begin RECORD EXTRACTS

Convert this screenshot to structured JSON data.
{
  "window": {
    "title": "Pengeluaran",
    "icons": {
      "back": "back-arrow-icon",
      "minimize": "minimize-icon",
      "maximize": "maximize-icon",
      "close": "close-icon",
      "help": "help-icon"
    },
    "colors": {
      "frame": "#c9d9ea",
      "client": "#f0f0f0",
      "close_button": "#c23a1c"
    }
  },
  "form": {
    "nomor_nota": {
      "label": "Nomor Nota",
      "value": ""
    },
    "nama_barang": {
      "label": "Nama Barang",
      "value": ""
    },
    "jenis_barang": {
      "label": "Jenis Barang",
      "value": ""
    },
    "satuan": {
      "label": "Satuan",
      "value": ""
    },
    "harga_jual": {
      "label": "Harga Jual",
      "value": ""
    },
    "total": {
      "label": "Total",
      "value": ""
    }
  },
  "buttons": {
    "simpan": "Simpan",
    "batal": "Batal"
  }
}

end RECORD EXTRACTS

» WHAT YOU WILL DO:
Reproduce the full listing exactly.

» TASK OUTPUT:
Convert this screenshot to structured JSON data.
{
  "window": {
    "title": "Pengeluaran",
    "icons": {
      "back": "back-arrow-icon",
      "minimize": "minimize-icon",
      "maximize": "maximize-icon",
      "close": "close-icon",
      "help": "help-icon"
    },
    "colors": {
      "frame": "#c9d9ea",
      "client": "#f0f0f0",
      "close_button": "#c23a1c"
    }
  },
  "form": {
    "nomor_nota": {
      "label": "Nomor Nota",
      "value": ""
    },
    "nama_barang": {
      "label": "Nama Barang",
      "value": ""
    },
    "jenis_barang": {
      "label": "Jenis Barang",
      "value": ""
    },
    "satuan": {
      "label": "Satuan",
      "value": ""
    },
    "harga_jual": {
      "label": "Harga Jual",
      "value": ""
    },
    "total": {
      "label": "Total",
      "value": ""
    }
  },
  "buttons": {
    "simpan": "Simpan",
    "batal": "Batal"
  }
}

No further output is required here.